↓

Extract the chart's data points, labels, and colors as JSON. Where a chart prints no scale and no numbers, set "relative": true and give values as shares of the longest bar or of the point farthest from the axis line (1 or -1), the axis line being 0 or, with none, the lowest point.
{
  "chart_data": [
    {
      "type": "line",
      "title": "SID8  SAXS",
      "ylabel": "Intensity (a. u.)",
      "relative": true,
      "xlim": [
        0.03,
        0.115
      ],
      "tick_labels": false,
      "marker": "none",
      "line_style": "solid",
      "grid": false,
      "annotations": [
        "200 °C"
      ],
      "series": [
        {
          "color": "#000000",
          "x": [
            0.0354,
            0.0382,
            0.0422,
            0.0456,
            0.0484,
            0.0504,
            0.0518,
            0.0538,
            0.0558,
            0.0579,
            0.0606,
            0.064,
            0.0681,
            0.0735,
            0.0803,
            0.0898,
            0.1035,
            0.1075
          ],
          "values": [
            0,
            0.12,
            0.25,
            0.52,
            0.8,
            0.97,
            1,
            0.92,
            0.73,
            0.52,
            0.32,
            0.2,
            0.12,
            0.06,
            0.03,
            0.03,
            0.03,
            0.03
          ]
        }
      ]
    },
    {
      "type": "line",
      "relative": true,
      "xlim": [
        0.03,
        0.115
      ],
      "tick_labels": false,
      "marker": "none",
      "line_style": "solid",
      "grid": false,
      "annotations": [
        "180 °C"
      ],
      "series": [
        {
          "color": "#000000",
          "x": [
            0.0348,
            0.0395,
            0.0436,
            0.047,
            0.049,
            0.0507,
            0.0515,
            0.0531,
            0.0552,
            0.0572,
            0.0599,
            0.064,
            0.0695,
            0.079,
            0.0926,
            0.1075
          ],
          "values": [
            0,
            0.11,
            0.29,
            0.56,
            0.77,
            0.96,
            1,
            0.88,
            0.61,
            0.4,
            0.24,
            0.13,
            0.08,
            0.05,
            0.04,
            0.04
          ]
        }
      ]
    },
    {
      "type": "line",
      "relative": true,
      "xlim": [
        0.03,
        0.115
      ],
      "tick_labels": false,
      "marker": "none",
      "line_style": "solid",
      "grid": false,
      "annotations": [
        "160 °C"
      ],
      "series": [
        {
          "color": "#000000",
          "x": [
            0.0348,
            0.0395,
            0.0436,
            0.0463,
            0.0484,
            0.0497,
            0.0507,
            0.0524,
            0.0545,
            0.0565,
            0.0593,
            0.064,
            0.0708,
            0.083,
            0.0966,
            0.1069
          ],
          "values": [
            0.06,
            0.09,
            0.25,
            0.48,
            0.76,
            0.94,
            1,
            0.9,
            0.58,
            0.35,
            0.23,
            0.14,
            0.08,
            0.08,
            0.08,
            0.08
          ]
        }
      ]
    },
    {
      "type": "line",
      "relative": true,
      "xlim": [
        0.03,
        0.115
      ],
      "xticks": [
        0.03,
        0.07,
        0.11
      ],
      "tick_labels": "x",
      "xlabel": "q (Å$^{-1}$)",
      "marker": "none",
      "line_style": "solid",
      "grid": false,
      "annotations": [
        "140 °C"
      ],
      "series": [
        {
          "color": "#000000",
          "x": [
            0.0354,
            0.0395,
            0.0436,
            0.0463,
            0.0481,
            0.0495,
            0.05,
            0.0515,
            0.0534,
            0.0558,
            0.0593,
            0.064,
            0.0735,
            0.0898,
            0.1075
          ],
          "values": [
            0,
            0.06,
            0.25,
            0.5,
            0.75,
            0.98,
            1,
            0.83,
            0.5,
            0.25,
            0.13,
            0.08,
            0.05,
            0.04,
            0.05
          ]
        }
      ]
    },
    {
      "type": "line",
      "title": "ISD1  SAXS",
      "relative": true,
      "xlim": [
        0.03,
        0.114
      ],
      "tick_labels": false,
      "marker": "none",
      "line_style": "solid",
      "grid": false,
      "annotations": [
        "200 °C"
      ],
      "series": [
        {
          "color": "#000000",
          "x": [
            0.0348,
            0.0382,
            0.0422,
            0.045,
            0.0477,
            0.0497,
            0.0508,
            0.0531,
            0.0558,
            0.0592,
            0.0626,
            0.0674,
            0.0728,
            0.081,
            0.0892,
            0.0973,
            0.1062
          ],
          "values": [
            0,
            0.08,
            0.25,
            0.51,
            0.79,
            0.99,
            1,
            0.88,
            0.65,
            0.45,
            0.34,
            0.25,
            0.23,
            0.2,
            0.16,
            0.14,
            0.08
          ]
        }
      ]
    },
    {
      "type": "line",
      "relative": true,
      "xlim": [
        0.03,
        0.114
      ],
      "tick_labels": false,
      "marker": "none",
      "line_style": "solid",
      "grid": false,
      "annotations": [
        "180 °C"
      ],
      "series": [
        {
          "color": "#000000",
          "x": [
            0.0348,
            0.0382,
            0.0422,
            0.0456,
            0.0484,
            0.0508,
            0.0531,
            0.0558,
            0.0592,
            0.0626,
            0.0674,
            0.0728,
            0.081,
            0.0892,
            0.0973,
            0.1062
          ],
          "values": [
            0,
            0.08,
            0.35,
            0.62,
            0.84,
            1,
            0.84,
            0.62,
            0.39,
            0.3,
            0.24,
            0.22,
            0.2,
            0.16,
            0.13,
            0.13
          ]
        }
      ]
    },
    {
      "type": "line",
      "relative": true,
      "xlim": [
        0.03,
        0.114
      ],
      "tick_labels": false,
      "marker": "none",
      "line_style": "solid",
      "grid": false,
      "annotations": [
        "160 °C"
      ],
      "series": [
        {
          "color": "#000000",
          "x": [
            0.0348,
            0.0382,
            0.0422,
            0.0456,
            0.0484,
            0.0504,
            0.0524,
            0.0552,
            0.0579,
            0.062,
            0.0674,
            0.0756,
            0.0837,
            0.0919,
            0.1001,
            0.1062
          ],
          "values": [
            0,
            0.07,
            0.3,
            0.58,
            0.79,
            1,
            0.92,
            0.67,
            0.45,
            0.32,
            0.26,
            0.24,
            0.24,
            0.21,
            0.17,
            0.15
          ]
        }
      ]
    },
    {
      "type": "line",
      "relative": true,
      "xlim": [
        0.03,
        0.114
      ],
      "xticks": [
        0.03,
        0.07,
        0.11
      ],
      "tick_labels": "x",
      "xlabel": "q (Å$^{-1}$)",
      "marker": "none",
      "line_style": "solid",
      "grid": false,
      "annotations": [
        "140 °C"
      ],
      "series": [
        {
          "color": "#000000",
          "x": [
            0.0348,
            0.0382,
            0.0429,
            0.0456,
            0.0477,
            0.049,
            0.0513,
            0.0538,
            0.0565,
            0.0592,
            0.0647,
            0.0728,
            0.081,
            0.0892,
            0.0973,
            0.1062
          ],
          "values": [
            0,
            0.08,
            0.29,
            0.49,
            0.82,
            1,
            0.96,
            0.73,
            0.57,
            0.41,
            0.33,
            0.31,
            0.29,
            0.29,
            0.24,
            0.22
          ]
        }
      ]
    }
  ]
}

↑

| REQUIRED WORK |
Repeat the whole listing exactly, keeping every line intact.

| SOLUTION FOR THIS EXERCISE |
Extract the chart's data points, labels, and colors as JSON. Where a chart prints no scale and no numbers, set "relative": true and give values as shares of the longest bar or of the point farthest from the axis line (1 or -1), the axis line being 0 or, with none, the lowest point.
{
  "chart_data": [
    {
      "type": "line",
      "title": "SID8  SAXS",
      "ylabel": "Intensity (a. u.)",
      "relative": true,
      "xlim": [
        0.03,
        0.115
      ],
      "tick_labels": false,
      "marker": "none",
      "line_style": "solid",
      "grid": false,
      "annotations": [
        "200 °C"
      ],
      "series": [
        {
          "color": "#000000",
          "x": [
            0.0354,
            0.0382,
            0.0422,
            0.0456,
            0.0484,
            0.0504,
            0.0518,
            0.0538,
            0.0558,
            0.0579,
            0.0606,
            0.064,
            0.0681,
            0.0735,
            0.0803,
            0.0898,
            0.1035,
            0.1075
          ],
          "values": [
            0,
            0.12,
            0.25,
            0.52,
            0.8,
            0.97,
            1,
            0.92,
            0.73,
            0.52,
            0.32,
            0.2,
            0.12,
            0.06,
            0.03,
            0.03,
            0.03,
            0.03
          ]
        }
      ]
    },
    {
      "type": "line",
      "relative": true,
      "xlim": [
        0.03,
        0.115
      ],
      "tick_labels": false,
      "marker": "none",
      "line_style": "solid",
      "grid": false,
      "annotations": [
        "180 °C"
      ],
      "series": [
        {
          "color": "#000000",
          "x": [
            0.0348,
            0.0395,
            0.0436,
            0.047,
            0.049,
            0.0507,
            0.0515,
            0.0531,
            0.0552,
            0.0572,
            0.0599,
            0.064,
            0.0695,
            0.079,
            0.0926,
            0.1075
          ],
          "values": [
            0,
            0.11,
            0.29,
            0.56,
            0.77,
            0.96,
            1,
            0.88,
            0.61,
            0.4,
            0.24,
            0.13,
            0.08,
            0.05,
            0.04,
            0.04
          ]
        }
      ]
    },
    {
      "type": "line",
      "relative": true,
      "xlim": [
        0.03,
        0.115
      ],
      "tick_labels": false,
      "marker": "none",
      "line_style": "solid",
      "grid": false,
      "annotations": [
        "160 °C"
      ],
      "series": [
        {
          "color": "#000000",
          "x": [
            0.0348,
            0.0395,
            0.0436,
            0.0463,
            0.0484,
            0.0497,
            0.0507,
            0.0524,
            0.0545,
            0.0565,
            0.0593,
            0.064,
            0.0708,
            0.083,
            0.0966,
            0.1069
          ],
          "values": [
            0.06,
            0.09,
            0.25,
            0.48,
            0.76,
            0.94,
            1,
            0.9,
            0.58,
            0.35,
            0.23,
            0.14,
            0.08,
            0.08,
            0.08,
            0.08
          ]
        }
      ]
    },
    {
      "type": "line",
      "relative": true,
      "xlim": [
        0.03,
        0.115
      ],
      "xticks": [
        0.03,
        0.07,
        0.11
      ],
      "tick_labels": "x",
      "xlabel": "q (Å$^{-1}$)",
      "marker": "none",
      "line_style": "solid",
      "grid": false,
      "annotations": [
        "140 °C"
      ],
      "series": [
        {
          "color": "#000000",
          "x": [
            0.0354,
            0.0395,
            0.0436,
            0.0463,
            0.0481,
            0.0495,
            0.05,
            0.0515,
            0.0534,
            0.0558,
            0.0593,
            0.064,
            0.0735,
            0.0898,
            0.1075
          ],
          "values": [
            0,
            0.06,
            0.25,
            0.5,
            0.75,
            0.98,
            1,
            0.83,
            0.5,
            0.25,
            0.13,
            0.08,
            0.05,
            0.04,
            0.05
          ]
        }
      ]
    },
    {
      "type": "line",
      "title": "ISD1  SAXS",
      "relative": true,
      "xlim": [
        0.03,
        0.114
      ],
      "tick_labels": false,
      "marker": "none",
      "line_style": "solid",
      "grid": false,
      "annotations": [
        "200 °C"
      ],
      "series": [
        {
          "color": "#000000",
          "x": [
            0.0348,
            0.0382,
            0.0422,
            0.045,
            0.0477,
            0.0497,
            0.0508,
            0.0531,
            0.0558,
            0.0592,
            0.0626,
            0.0674,
            0.0728,
            0.081,
            0.0892,
            0.0973,
            0.1062
          ],
          "values": [
            0,
            0.08,
            0.25,
            0.51,
            0.79,
            0.99,
            1,
            0.88,
            0.65,
            0.45,
            0.34,
            0.25,
            0.23,
            0.2,
            0.16,
            0.14,
            0.08
          ]
        }
      ]
    },
    {
      "type": "line",
      "relative": true,
      "xlim": [
        0.03,
        0.114
      ],
      "tick_labels": false,
      "marker": "none",
      "line_style": "solid",
      "grid": false,
      "annotations": [
        "180 °C"
      ],
      "series": [
        {
          "color": "#000000",
          "x": [
            0.0348,
            0.0382,
            0.0422,
            0.0456,
            0.0484,
            0.0508,
            0.0531,
            0.0558,
            0.0592,
            0.0626,
            0.0674,
            0.0728,
            0.081,
            0.0892,
            0.0973,
            0.1062
          ],
          "values": [
            0,
            0.08,
            0.35,
            0.62,
            0.84,
            1,
            0.84,
            0.62,
            0.39,
            0.3,
            0.24,
            0.22,
            0.2,
            0.16,
            0.13,
            0.13
          ]
        }
      ]
    },
    {
      "type": "line",
      "relative": true,
      "xlim": [
        0.03,
        0.114
      ],
      "tick_labels": false,
      "marker": "none",
      "line_style": "solid",
      "grid": false,
      "annotations": [
        "160 °C"
      ],
      "series": [
        {
          "color": "#000000",
          "x": [
            0.0348,
            0.0382,
            0.0422,
            0.0456,
            0.0484,
            0.0504,
            0.0524,
            0.0552,
            0.0579,
            0.062,
            0.0674,
            0.0756,
            0.0837,
            0.0919,
            0.1001,
            0.1062
          ],
          "values": [
            0,
            0.07,
            0.3,
            0.58,
            0.79,
            1,
            0.92,
            0.67,
            0.45,
            0.32,
            0.26,
            0.24,
            0.24,
            0.21,
            0.17,
            0.15
          ]
        }
      ]
    },
    {
      "type": "line",
      "relative": true,
      "xlim": [
        0.03,
        0.114
      ],
      "xticks": [
        0.03,
        0.07,
        0.11
      ],
      "tick_labels": "x",
      "xlabel": "q (Å$^{-1}$)",
      "marker": "none",
      "line_style": "solid",
      "grid": false,
      "annotations": [
        "140 °C"
      ],
      "series": [
        {
          "color": "#000000",
          "x": [
            0.0348,
            0.0382,
            0.0429,
            0.0456,
            0.0477,
            0.049,
            0.0513,
            0.0538,
            0.0565,
            0.0592,
            0.0647,
            0.0728,
            0.081,
            0.0892,
            0.0973,
            0.1062
          ],
          "values": [
            0,
            0.08,
            0.29,
            0.49,
            0.82,
            1,
            0.96,
            0.73,
            0.57,
            0.41,
            0.33,
            0.31,
            0.29,
            0.29,
            0.24,
            0.22
          ]
        }
      ]
    }
  ]
}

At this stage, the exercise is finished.